#### DATA SHOWN

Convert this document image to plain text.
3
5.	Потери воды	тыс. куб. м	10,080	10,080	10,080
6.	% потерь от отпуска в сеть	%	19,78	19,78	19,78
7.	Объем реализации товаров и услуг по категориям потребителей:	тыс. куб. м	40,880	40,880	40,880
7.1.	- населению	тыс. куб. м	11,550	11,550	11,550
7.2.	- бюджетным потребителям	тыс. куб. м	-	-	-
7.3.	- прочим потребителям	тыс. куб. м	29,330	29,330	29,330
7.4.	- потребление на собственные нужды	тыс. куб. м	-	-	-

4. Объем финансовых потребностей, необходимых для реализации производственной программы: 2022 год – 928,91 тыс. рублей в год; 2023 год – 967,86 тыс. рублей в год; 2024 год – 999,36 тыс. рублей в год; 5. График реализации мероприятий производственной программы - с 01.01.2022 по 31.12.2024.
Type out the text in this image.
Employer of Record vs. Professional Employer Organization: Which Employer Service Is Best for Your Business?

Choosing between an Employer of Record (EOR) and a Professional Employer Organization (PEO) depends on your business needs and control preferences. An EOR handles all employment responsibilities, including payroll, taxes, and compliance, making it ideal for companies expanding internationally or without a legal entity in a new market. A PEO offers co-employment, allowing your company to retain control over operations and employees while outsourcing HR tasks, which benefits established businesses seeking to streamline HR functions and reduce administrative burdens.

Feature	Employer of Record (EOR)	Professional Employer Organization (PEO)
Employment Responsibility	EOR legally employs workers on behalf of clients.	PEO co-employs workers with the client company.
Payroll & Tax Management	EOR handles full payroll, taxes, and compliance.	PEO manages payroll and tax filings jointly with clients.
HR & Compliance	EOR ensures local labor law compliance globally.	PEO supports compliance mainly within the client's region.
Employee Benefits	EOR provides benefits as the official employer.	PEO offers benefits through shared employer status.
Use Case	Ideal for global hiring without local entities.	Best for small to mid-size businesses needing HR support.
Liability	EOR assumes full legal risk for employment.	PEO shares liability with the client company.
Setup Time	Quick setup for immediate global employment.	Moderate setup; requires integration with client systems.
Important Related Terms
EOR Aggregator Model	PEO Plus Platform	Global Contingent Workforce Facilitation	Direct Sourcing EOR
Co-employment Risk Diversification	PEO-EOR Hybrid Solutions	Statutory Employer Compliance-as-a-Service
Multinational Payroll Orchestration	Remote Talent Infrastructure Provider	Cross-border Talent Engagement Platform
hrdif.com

########

# EXERCISE INSTRUCTIONS
From the first line to the last, please quote the material above exactly.

# EXERCISE RESPONSE
Convert this document image to plain text.
3
5.	Потери воды	тыс. куб. м	10,080	10,080	10,080
6.	% потерь от отпуска в сеть	%	19,78	19,78	19,78
7.	Объем реализации товаров и услуг по категориям потребителей:	тыс. куб. м	40,880	40,880	40,880
7.1.	- населению	тыс. куб. м	11,550	11,550	11,550
7.2.	- бюджетным потребителям	тыс. куб. м	-	-	-
7.3.	- прочим потребителям	тыс. куб. м	29,330	29,330	29,330
7.4.	- потребление на собственные нужды	тыс. куб. м	-	-	-

4. Объем финансовых потребностей, необходимых для реализации производственной программы: 2022 год – 928,91 тыс. рублей в год; 2023 год – 967,86 тыс. рублей в год; 2024 год – 999,36 тыс. рублей в год; 5. График реализации мероприятий производственной программы - с 01.01.2022 по 31.12.2024.
Type out the text in this image.
Employer of Record vs. Professional Employer Organization: Which Employer Service Is Best for Your Business?

Choosing between an Employer of Record (EOR) and a Professional Employer Organization (PEO) depends on your business needs and control preferences. An EOR handles all employment responsibilities, including payroll, taxes, and compliance, making it ideal for companies expanding internationally or without a legal entity in a new market. A PEO offers co-employment, allowing your company to retain control over operations and employees while outsourcing HR tasks, which benefits established businesses seeking to streamline HR functions and reduce administrative burdens.

Feature	Employer of Record (EOR)	Professional Employer Organization (PEO)
Employment Responsibility	EOR legally employs workers on behalf of clients.	PEO co-employs workers with the client company.
Payroll & Tax Management	EOR handles full payroll, taxes, and compliance.	PEO manages payroll and tax filings jointly with clients.
HR & Compliance	EOR ensures local labor law compliance globally.	PEO supports compliance mainly within the client's region.
Employee Benefits	EOR provides benefits as the official employer.	PEO offers benefits through shared employer status.
Use Case	Ideal for global hiring without local entities.	Best for small to mid-size businesses needing HR support.
Liability	EOR assumes full legal risk for employment.	PEO shares liability with the client company.
Setup Time	Quick setup for immediate global employment.	Moderate setup; requires integration with client systems.
Important Related Terms
EOR Aggregator Model	PEO Plus Platform	Global Contingent Workforce Facilitation	Direct Sourcing EOR
Co-employment Risk Diversification	PEO-EOR Hybrid Solutions	Statutory Employer Compliance-as-a-Service
Multinational Payroll Orchestration	Remote Talent Infrastructure Provider	Cross-border Talent Engagement Platform
hrdif.com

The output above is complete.